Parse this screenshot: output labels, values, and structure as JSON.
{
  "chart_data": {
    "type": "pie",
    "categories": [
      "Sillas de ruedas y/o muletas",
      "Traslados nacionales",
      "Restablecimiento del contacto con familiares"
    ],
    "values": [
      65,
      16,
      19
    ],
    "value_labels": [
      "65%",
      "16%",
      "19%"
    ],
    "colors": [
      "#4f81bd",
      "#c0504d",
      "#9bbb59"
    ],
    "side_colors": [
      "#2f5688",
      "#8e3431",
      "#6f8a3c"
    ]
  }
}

------------------------------

Tell how many lines of the data above hold the string "values". Give only the number.

> [Correct output]: 2